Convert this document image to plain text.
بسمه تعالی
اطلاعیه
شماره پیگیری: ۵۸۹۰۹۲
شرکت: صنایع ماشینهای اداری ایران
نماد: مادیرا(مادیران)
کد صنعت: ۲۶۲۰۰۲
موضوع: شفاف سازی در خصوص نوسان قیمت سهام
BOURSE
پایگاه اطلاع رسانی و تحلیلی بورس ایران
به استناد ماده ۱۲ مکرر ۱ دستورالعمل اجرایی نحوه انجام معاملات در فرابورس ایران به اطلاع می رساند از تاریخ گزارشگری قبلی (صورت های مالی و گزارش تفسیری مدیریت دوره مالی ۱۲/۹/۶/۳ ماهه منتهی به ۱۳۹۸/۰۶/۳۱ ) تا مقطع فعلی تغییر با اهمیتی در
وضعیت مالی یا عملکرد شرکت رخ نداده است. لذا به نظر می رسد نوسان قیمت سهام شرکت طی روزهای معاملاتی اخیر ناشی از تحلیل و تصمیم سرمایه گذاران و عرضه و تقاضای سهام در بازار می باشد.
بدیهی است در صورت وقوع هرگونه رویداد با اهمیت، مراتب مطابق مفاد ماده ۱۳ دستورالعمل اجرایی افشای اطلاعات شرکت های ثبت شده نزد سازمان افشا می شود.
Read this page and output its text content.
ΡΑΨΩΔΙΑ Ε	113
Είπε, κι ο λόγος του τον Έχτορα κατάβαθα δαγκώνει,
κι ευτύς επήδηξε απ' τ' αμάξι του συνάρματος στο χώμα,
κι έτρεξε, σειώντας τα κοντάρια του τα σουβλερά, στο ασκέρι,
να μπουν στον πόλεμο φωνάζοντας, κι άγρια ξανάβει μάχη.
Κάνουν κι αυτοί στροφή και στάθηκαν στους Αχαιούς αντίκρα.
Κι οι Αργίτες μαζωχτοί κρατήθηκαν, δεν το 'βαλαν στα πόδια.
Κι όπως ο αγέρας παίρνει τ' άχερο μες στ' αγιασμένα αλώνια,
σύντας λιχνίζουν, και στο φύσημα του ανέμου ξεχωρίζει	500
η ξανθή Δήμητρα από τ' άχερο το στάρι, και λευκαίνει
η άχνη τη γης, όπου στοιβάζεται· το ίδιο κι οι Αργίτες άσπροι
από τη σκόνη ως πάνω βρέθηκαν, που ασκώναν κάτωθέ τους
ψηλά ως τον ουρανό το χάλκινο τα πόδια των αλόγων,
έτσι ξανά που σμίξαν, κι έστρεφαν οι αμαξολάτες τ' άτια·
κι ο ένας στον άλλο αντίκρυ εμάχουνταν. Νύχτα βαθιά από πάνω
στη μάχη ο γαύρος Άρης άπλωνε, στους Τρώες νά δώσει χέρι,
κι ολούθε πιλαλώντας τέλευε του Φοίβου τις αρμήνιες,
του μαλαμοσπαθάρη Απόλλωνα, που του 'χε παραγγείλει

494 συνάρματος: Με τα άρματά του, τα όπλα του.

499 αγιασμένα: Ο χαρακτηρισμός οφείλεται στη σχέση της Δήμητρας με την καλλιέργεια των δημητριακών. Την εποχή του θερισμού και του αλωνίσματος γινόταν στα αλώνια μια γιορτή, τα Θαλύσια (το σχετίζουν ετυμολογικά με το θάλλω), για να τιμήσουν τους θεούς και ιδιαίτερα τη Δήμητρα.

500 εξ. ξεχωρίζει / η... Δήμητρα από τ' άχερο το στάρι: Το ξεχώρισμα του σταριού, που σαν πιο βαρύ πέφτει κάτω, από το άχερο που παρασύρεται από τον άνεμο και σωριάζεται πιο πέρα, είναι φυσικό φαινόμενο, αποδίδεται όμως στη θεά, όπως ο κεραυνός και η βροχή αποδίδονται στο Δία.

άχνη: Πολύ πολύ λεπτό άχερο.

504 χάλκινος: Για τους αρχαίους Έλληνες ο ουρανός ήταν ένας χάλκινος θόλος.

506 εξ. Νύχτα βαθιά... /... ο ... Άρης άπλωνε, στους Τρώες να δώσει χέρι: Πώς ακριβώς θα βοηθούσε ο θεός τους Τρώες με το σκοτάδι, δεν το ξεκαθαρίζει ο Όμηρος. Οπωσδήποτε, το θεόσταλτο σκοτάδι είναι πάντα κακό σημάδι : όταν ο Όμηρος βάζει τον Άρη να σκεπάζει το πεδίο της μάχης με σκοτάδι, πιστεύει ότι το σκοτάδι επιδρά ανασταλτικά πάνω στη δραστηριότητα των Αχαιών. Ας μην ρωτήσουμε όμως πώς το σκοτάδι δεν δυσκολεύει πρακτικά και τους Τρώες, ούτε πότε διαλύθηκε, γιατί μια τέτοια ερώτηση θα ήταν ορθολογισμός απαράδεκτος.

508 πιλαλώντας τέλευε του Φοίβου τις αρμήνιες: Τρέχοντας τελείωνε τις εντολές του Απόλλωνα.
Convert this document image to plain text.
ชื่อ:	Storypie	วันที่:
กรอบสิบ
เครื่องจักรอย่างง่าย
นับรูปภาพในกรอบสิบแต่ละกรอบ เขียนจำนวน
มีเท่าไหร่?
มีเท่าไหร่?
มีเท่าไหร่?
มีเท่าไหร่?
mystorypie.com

* Task requirements *
The records above should be repeated in full, exactly as given.

* Exercise response *
Convert this document image to plain text.
بسمه تعالی
اطلاعیه
شماره پیگیری: ۵۸۹۰۹۲
شرکت: صنایع ماشینهای اداری ایران
نماد: مادیرا(مادیران)
کد صنعت: ۲۶۲۰۰۲
موضوع: شفاف سازی در خصوص نوسان قیمت سهام
BOURSE
پایگاه اطلاع رسانی و تحلیلی بورس ایران
به استناد ماده ۱۲ مکرر ۱ دستورالعمل اجرایی نحوه انجام معاملات در فرابورس ایران به اطلاع می رساند از تاریخ گزارشگری قبلی (صورت های مالی و گزارش تفسیری مدیریت دوره مالی ۱۲/۹/۶/۳ ماهه منتهی به ۱۳۹۸/۰۶/۳۱ ) تا مقطع فعلی تغییر با اهمیتی در
وضعیت مالی یا عملکرد شرکت رخ نداده است. لذا به نظر می رسد نوسان قیمت سهام شرکت طی روزهای معاملاتی اخیر ناشی از تحلیل و تصمیم سرمایه گذاران و عرضه و تقاضای سهام در بازار می باشد.
بدیهی است در صورت وقوع هرگونه رویداد با اهمیت، مراتب مطابق مفاد ماده ۱۳ دستورالعمل اجرایی افشای اطلاعات شرکت های ثبت شده نزد سازمان افشا می شود.
Read this page and output its text content.
ΡΑΨΩΔΙΑ Ε	113
Είπε, κι ο λόγος του τον Έχτορα κατάβαθα δαγκώνει,
κι ευτύς επήδηξε απ' τ' αμάξι του συνάρματος στο χώμα,
κι έτρεξε, σειώντας τα κοντάρια του τα σουβλερά, στο ασκέρι,
να μπουν στον πόλεμο φωνάζοντας, κι άγρια ξανάβει μάχη.
Κάνουν κι αυτοί στροφή και στάθηκαν στους Αχαιούς αντίκρα.
Κι οι Αργίτες μαζωχτοί κρατήθηκαν, δεν το 'βαλαν στα πόδια.
Κι όπως ο αγέρας παίρνει τ' άχερο μες στ' αγιασμένα αλώνια,
σύντας λιχνίζουν, και στο φύσημα του ανέμου ξεχωρίζει	500
η ξανθή Δήμητρα από τ' άχερο το στάρι, και λευκαίνει
η άχνη τη γης, όπου στοιβάζεται· το ίδιο κι οι Αργίτες άσπροι
από τη σκόνη ως πάνω βρέθηκαν, που ασκώναν κάτωθέ τους
ψηλά ως τον ουρανό το χάλκινο τα πόδια των αλόγων,
έτσι ξανά που σμίξαν, κι έστρεφαν οι αμαξολάτες τ' άτια·
κι ο ένας στον άλλο αντίκρυ εμάχουνταν. Νύχτα βαθιά από πάνω
στη μάχη ο γαύρος Άρης άπλωνε, στους Τρώες νά δώσει χέρι,
κι ολούθε πιλαλώντας τέλευε του Φοίβου τις αρμήνιες,
του μαλαμοσπαθάρη Απόλλωνα, που του 'χε παραγγείλει

494 συνάρματος: Με τα άρματά του, τα όπλα του.

499 αγιασμένα: Ο χαρακτηρισμός οφείλεται στη σχέση της Δήμητρας με την καλλιέργεια των δημητριακών. Την εποχή του θερισμού και του αλωνίσματος γινόταν στα αλώνια μια γιορτή, τα Θαλύσια (το σχετίζουν ετυμολογικά με το θάλλω), για να τιμήσουν τους θεούς και ιδιαίτερα τη Δήμητρα.

500 εξ. ξεχωρίζει / η... Δήμητρα από τ' άχερο το στάρι: Το ξεχώρισμα του σταριού, που σαν πιο βαρύ πέφτει κάτω, από το άχερο που παρασύρεται από τον άνεμο και σωριάζεται πιο πέρα, είναι φυσικό φαινόμενο, αποδίδεται όμως στη θεά, όπως ο κεραυνός και η βροχή αποδίδονται στο Δία.

άχνη: Πολύ πολύ λεπτό άχερο.

504 χάλκινος: Για τους αρχαίους Έλληνες ο ουρανός ήταν ένας χάλκινος θόλος.

506 εξ. Νύχτα βαθιά... /... ο ... Άρης άπλωνε, στους Τρώες να δώσει χέρι: Πώς ακριβώς θα βοηθούσε ο θεός τους Τρώες με το σκοτάδι, δεν το ξεκαθαρίζει ο Όμηρος. Οπωσδήποτε, το θεόσταλτο σκοτάδι είναι πάντα κακό σημάδι : όταν ο Όμηρος βάζει τον Άρη να σκεπάζει το πεδίο της μάχης με σκοτάδι, πιστεύει ότι το σκοτάδι επιδρά ανασταλτικά πάνω στη δραστηριότητα των Αχαιών. Ας μην ρωτήσουμε όμως πώς το σκοτάδι δεν δυσκολεύει πρακτικά και τους Τρώες, ούτε πότε διαλύθηκε, γιατί μια τέτοια ερώτηση θα ήταν ορθολογισμός απαράδεκτος.

508 πιλαλώντας τέλευε του Φοίβου τις αρμήνιες: Τρέχοντας τελείωνε τις εντολές του Απόλλωνα.
Convert this document image to plain text.
ชื่อ:	Storypie	วันที่:
กรอบสิบ
เครื่องจักรอย่างง่าย
นับรูปภาพในกรอบสิบแต่ละกรอบ เขียนจำนวน
มีเท่าไหร่?
มีเท่าไหร่?
มีเท่าไหร่?
มีเท่าไหร่?
mystorypie.com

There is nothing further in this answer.